Answer with one number: how many lines hold the string "baño".

^^^^

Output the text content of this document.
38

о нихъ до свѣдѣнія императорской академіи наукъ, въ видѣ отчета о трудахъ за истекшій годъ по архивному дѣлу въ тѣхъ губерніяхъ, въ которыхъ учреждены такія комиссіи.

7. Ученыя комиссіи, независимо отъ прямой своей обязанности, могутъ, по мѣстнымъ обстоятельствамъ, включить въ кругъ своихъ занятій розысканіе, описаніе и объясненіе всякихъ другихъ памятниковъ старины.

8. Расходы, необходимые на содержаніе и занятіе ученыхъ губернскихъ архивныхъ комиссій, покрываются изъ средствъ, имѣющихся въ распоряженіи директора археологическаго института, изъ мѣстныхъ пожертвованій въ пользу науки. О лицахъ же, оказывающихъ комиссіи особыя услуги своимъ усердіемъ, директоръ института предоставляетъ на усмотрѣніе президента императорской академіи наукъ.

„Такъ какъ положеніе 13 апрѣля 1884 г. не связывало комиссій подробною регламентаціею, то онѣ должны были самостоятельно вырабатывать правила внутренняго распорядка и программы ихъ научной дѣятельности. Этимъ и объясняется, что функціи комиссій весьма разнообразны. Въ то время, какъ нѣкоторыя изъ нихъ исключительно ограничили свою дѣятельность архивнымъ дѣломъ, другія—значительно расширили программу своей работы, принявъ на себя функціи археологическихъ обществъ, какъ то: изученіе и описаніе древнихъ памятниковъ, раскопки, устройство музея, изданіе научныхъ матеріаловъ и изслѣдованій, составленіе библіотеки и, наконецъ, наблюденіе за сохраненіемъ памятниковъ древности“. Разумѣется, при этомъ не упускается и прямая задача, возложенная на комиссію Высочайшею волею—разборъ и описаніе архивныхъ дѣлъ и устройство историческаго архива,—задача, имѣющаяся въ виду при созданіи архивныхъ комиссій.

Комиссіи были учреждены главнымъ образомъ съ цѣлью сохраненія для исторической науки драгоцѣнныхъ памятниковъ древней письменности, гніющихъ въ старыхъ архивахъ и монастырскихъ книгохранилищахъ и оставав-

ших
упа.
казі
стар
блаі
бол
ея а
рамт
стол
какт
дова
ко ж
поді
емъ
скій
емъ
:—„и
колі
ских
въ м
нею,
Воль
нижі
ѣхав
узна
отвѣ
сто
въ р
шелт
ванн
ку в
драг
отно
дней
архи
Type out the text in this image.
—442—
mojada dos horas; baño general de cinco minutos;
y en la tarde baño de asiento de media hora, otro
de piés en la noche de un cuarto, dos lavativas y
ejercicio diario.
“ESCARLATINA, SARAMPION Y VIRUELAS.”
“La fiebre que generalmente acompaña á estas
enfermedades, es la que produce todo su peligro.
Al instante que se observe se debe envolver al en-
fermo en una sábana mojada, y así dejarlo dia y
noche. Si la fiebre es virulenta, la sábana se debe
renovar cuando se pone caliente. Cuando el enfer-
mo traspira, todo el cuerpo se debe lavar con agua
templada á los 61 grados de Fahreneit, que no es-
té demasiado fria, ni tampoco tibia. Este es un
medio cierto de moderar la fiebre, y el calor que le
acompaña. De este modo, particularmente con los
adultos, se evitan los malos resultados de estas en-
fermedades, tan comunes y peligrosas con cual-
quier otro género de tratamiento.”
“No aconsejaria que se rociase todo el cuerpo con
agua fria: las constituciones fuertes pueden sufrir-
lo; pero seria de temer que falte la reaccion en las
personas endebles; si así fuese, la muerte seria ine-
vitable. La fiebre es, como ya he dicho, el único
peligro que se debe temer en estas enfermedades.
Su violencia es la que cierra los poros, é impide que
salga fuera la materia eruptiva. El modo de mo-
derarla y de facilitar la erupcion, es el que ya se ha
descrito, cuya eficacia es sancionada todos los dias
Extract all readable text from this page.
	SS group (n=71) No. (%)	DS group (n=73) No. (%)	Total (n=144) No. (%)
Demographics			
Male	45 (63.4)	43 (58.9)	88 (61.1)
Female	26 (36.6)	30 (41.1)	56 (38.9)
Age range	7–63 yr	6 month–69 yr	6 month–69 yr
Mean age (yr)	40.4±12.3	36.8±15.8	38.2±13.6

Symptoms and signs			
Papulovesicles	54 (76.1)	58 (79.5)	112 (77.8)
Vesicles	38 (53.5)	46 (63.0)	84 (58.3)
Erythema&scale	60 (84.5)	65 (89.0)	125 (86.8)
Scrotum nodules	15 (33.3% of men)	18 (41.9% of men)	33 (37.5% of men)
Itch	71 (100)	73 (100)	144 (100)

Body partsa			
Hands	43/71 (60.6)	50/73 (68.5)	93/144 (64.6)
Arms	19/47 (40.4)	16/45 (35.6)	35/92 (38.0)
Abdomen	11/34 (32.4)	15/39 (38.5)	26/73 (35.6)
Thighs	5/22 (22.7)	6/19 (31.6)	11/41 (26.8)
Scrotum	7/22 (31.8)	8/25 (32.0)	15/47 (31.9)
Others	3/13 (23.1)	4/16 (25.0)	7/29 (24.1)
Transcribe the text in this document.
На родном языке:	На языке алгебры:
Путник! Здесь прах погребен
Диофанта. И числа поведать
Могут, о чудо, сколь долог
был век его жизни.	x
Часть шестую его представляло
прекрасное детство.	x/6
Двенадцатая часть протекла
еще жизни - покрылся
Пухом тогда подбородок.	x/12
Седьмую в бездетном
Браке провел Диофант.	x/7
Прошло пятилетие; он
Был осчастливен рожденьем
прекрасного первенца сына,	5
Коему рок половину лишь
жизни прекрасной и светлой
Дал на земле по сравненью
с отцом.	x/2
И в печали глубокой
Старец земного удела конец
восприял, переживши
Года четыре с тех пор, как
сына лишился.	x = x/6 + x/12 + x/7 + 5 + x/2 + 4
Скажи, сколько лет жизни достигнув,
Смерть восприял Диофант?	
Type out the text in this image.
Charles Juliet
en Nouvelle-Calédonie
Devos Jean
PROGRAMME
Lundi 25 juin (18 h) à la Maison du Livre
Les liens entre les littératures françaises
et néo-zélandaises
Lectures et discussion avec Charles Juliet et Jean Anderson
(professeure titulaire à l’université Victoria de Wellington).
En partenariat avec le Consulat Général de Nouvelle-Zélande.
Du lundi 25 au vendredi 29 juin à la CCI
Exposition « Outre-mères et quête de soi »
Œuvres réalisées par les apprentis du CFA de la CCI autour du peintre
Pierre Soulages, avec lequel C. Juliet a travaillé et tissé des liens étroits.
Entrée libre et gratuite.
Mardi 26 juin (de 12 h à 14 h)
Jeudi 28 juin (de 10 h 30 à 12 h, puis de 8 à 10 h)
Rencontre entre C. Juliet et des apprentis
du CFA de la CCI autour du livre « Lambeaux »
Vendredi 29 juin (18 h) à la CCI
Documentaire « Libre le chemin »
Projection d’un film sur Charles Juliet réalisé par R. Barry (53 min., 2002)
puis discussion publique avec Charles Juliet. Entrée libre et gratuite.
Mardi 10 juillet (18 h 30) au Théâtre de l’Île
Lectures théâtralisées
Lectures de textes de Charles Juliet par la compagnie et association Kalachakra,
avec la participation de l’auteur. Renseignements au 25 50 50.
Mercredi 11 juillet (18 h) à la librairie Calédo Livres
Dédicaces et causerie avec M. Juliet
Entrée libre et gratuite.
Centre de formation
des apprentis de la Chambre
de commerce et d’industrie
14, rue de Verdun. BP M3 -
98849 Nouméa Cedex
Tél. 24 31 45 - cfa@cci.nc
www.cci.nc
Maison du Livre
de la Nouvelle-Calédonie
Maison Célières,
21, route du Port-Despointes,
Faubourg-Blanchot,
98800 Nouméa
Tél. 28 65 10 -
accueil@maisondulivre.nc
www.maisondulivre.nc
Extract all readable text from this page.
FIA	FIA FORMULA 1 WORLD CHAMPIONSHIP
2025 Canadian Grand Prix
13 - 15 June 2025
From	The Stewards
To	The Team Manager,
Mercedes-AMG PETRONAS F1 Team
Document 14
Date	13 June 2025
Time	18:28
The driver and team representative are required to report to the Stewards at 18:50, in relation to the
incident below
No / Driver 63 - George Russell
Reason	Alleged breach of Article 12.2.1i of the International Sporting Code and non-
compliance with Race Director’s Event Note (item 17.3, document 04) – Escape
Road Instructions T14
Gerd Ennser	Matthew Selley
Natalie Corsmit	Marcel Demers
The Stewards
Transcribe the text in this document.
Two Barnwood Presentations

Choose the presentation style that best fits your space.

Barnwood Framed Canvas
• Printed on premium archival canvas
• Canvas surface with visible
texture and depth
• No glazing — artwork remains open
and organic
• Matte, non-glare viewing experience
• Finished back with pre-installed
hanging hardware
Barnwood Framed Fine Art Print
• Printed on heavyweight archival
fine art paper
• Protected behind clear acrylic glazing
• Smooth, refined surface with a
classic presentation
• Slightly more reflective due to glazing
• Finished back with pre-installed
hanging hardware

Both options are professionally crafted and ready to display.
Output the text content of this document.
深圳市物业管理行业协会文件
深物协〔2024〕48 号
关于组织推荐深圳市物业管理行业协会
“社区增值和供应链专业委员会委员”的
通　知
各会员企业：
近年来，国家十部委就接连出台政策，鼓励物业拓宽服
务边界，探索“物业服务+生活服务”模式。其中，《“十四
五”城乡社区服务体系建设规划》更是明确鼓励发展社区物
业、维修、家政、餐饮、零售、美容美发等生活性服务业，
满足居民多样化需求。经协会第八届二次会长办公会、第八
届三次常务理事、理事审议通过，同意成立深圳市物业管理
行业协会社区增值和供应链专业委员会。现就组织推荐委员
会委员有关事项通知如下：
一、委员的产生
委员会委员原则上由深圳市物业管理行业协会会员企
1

^^^^

* **Worked answer**
2